*Directions*. Repeat everything in the material exactly.

*Records for this task*.

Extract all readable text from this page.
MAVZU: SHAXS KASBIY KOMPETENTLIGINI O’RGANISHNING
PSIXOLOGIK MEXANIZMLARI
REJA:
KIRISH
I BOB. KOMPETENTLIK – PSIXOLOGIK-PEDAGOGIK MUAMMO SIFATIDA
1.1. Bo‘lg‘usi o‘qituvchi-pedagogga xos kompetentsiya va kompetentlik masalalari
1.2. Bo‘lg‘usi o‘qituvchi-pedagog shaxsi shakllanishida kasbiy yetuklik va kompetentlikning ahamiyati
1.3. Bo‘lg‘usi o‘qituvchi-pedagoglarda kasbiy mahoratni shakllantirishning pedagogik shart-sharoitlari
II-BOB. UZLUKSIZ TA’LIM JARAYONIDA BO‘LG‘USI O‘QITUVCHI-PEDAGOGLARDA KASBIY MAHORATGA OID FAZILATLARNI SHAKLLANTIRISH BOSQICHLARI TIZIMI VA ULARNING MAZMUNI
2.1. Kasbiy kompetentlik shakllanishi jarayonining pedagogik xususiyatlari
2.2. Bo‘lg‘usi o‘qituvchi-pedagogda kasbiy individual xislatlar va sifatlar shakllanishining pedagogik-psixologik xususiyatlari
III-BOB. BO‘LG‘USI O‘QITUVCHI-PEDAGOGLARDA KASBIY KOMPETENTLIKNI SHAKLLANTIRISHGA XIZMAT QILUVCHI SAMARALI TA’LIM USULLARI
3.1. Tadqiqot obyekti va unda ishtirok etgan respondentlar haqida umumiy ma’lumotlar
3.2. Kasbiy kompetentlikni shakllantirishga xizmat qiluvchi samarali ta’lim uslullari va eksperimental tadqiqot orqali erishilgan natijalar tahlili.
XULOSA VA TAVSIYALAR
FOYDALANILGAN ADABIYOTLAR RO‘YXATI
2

*Exercise response*.
Extract all readable text from this page.
MAVZU: SHAXS KASBIY KOMPETENTLIGINI O’RGANISHNING
PSIXOLOGIK MEXANIZMLARI
REJA:
KIRISH
I BOB. KOMPETENTLIK – PSIXOLOGIK-PEDAGOGIK MUAMMO SIFATIDA
1.1. Bo‘lg‘usi o‘qituvchi-pedagogga xos kompetentsiya va kompetentlik masalalari
1.2. Bo‘lg‘usi o‘qituvchi-pedagog shaxsi shakllanishida kasbiy yetuklik va kompetentlikning ahamiyati
1.3. Bo‘lg‘usi o‘qituvchi-pedagoglarda kasbiy mahoratni shakllantirishning pedagogik shart-sharoitlari
II-BOB. UZLUKSIZ TA’LIM JARAYONIDA BO‘LG‘USI O‘QITUVCHI-PEDAGOGLARDA KASBIY MAHORATGA OID FAZILATLARNI SHAKLLANTIRISH BOSQICHLARI TIZIMI VA ULARNING MAZMUNI
2.1. Kasbiy kompetentlik shakllanishi jarayonining pedagogik xususiyatlari
2.2. Bo‘lg‘usi o‘qituvchi-pedagogda kasbiy individual xislatlar va sifatlar shakllanishining pedagogik-psixologik xususiyatlari
III-BOB. BO‘LG‘USI O‘QITUVCHI-PEDAGOGLARDA KASBIY KOMPETENTLIKNI SHAKLLANTIRISHGA XIZMAT QILUVCHI SAMARALI TA’LIM USULLARI
3.1. Tadqiqot obyekti va unda ishtirok etgan respondentlar haqida umumiy ma’lumotlar
3.2. Kasbiy kompetentlikni shakllantirishga xizmat qiluvchi samarali ta’lim uslullari va eksperimental tadqiqot orqali erishilgan natijalar tahlili.
XULOSA VA TAVSIYALAR
FOYDALANILGAN ADABIYOTLAR RO‘YXATI
2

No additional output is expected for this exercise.